Where a line contains the word "detached", copy that line.

- [RECORDS FOR THE EXERCISE]:
-*-*-

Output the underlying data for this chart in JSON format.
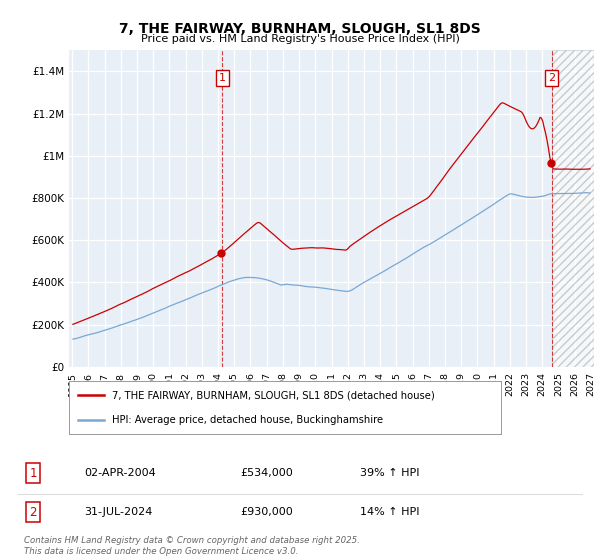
{
  "title": "7, THE FAIRWAY, BURNHAM, SLOUGH, SL1 8DS",
  "subtitle": "Price paid vs. HM Land Registry's House Price Index (HPI)",
  "ylim": [
    0,
    1500000
  ],
  "yticks": [
    0,
    200000,
    400000,
    600000,
    800000,
    1000000,
    1200000,
    1400000
  ],
  "ytick_labels": [
    "£0",
    "£200K",
    "£400K",
    "£600K",
    "£800K",
    "£1M",
    "£1.2M",
    "£1.4M"
  ],
  "xlim_start": 1994.8,
  "xlim_end": 2027.2,
  "xticks": [
    1995,
    1996,
    1997,
    1998,
    1999,
    2000,
    2001,
    2002,
    2003,
    2004,
    2005,
    2006,
    2007,
    2008,
    2009,
    2010,
    2011,
    2012,
    2013,
    2014,
    2015,
    2016,
    2017,
    2018,
    2019,
    2020,
    2021,
    2022,
    2023,
    2024,
    2025,
    2026,
    2027
  ],
  "red_line_color": "#cc0000",
  "blue_line_color": "#7aa8d4",
  "vline1_x": 2004.25,
  "vline2_x": 2024.58,
  "hatch_start": 2024.58,
  "marker1_price": 534000,
  "marker2_price": 930000,
  "sale1_label": "1",
  "sale1_date": "02-APR-2004",
  "sale1_price": "£534,000",
  "sale1_hpi": "39% ↑ HPI",
  "sale2_label": "2",
  "sale2_date": "31-JUL-2024",
  "sale2_price": "£930,000",
  "sale2_hpi": "14% ↑ HPI",
  "legend1_label": "7, THE FAIRWAY, BURNHAM, SLOUGH, SL1 8DS (detached house)",
  "legend2_label": "HPI: Average price, detached house, Buckinghamshire",
  "footer": "Contains HM Land Registry data © Crown copyright and database right 2025.\nThis data is licensed under the Open Government Licence v3.0.",
  "bg_color": "#e8eff7"
}
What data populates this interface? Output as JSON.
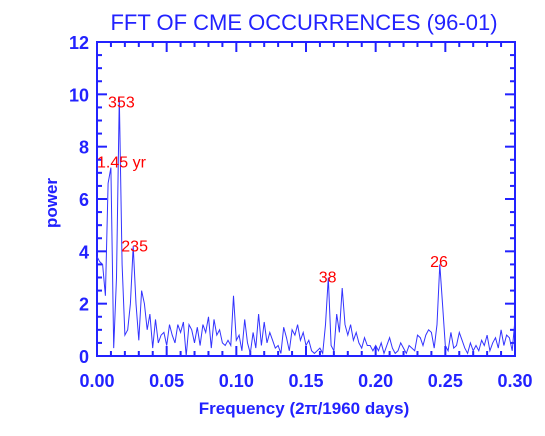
{
  "chart_data": {
    "type": "line",
    "title": "FFT OF CME OCCURRENCES (96-01)",
    "xlabel": "Frequency (2π/1960 days)",
    "ylabel": "power",
    "xlim": [
      0.0,
      0.3
    ],
    "ylim": [
      0,
      12
    ],
    "xticks": [
      "0.00",
      "0.05",
      "0.10",
      "0.15",
      "0.20",
      "0.25",
      "0.30"
    ],
    "yticks": [
      "0",
      "2",
      "4",
      "6",
      "8",
      "10",
      "12"
    ],
    "grid": false,
    "colors": {
      "axis": "#2222ff",
      "series": "#3333ff",
      "annotation": "#ff0000"
    },
    "series": [
      {
        "x": [
          0.0,
          0.002,
          0.004,
          0.006,
          0.008,
          0.01,
          0.012,
          0.014,
          0.016,
          0.018,
          0.02,
          0.022,
          0.024,
          0.026,
          0.028,
          0.03,
          0.032,
          0.034,
          0.036,
          0.038,
          0.04,
          0.042,
          0.044,
          0.046,
          0.048,
          0.05,
          0.052,
          0.054,
          0.056,
          0.058,
          0.06,
          0.062,
          0.064,
          0.066,
          0.068,
          0.07,
          0.072,
          0.074,
          0.076,
          0.078,
          0.08,
          0.082,
          0.084,
          0.086,
          0.088,
          0.09,
          0.092,
          0.094,
          0.096,
          0.098,
          0.1,
          0.102,
          0.104,
          0.106,
          0.108,
          0.11,
          0.112,
          0.114,
          0.116,
          0.118,
          0.12,
          0.122,
          0.124,
          0.126,
          0.128,
          0.13,
          0.132,
          0.134,
          0.136,
          0.138,
          0.14,
          0.142,
          0.144,
          0.146,
          0.148,
          0.15,
          0.152,
          0.154,
          0.156,
          0.158,
          0.16,
          0.162,
          0.164,
          0.166,
          0.168,
          0.17,
          0.172,
          0.174,
          0.176,
          0.178,
          0.18,
          0.182,
          0.184,
          0.186,
          0.188,
          0.19,
          0.192,
          0.194,
          0.196,
          0.198,
          0.2,
          0.202,
          0.204,
          0.206,
          0.208,
          0.21,
          0.212,
          0.214,
          0.216,
          0.218,
          0.22,
          0.222,
          0.224,
          0.226,
          0.228,
          0.23,
          0.232,
          0.234,
          0.236,
          0.238,
          0.24,
          0.242,
          0.244,
          0.246,
          0.248,
          0.25,
          0.252,
          0.254,
          0.256,
          0.258,
          0.26,
          0.262,
          0.264,
          0.266,
          0.268,
          0.27,
          0.272,
          0.274,
          0.276,
          0.278,
          0.28,
          0.282,
          0.284,
          0.286,
          0.288,
          0.29,
          0.292,
          0.294,
          0.296,
          0.298,
          0.3
        ],
        "values": [
          3.8,
          3.6,
          3.5,
          2.3,
          6.6,
          7.2,
          0.3,
          3.0,
          9.9,
          3.5,
          0.8,
          1.0,
          2.0,
          4.2,
          2.0,
          0.6,
          2.5,
          2.0,
          1.0,
          1.6,
          0.3,
          1.4,
          0.5,
          0.8,
          0.9,
          0.4,
          1.2,
          0.8,
          0.5,
          1.2,
          0.9,
          1.3,
          0.0,
          1.2,
          1.0,
          0.5,
          1.1,
          0.4,
          1.2,
          0.9,
          1.5,
          0.3,
          1.4,
          0.8,
          1.0,
          0.5,
          0.4,
          0.6,
          0.4,
          2.3,
          0.6,
          0.8,
          0.2,
          1.4,
          0.5,
          0.1,
          0.9,
          0.3,
          1.6,
          0.4,
          1.3,
          0.5,
          0.9,
          0.6,
          0.3,
          0.4,
          0.1,
          1.1,
          0.7,
          0.2,
          1.0,
          0.8,
          1.2,
          0.6,
          0.9,
          0.4,
          0.6,
          0.2,
          0.1,
          0.2,
          0.3,
          0.1,
          1.2,
          3.0,
          0.4,
          0.2,
          1.6,
          0.9,
          2.6,
          1.2,
          0.8,
          1.2,
          0.6,
          0.9,
          0.5,
          0.3,
          0.7,
          0.4,
          0.4,
          0.2,
          0.4,
          0.2,
          0.5,
          0.1,
          0.4,
          0.7,
          0.3,
          0.1,
          0.2,
          0.5,
          0.3,
          0.1,
          0.4,
          0.3,
          0.2,
          0.8,
          0.7,
          0.4,
          0.8,
          1.0,
          0.9,
          0.3,
          1.2,
          3.5,
          2.0,
          0.4,
          0.2,
          0.9,
          0.3,
          0.4,
          0.9,
          0.6,
          0.3,
          0.1,
          0.5,
          0.2,
          0.4,
          0.2,
          0.6,
          0.4,
          0.8,
          0.2,
          0.5,
          0.7,
          0.3,
          1.0,
          0.4,
          0.8,
          0.7,
          0.2,
          1.4
        ]
      }
    ],
    "annotations": [
      {
        "text": "353",
        "x": 0.0175,
        "y": 9.5
      },
      {
        "text": "1.45 yr",
        "x": 0.0,
        "y": 7.2
      },
      {
        "text": "235",
        "x": 0.027,
        "y": 4.0
      },
      {
        "text": "38",
        "x": 0.1655,
        "y": 2.8
      },
      {
        "text": "26",
        "x": 0.2455,
        "y": 3.4
      }
    ]
  }
}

-*-*-

- [ANSWER TO THE PROBLEM]:
  "legend1_label": "7, THE FAIRWAY, BURNHAM, SLOUGH, SL1 8DS (detached house)",
  "legend2_label": "HPI: Average price, detached house, Buckinghamshire",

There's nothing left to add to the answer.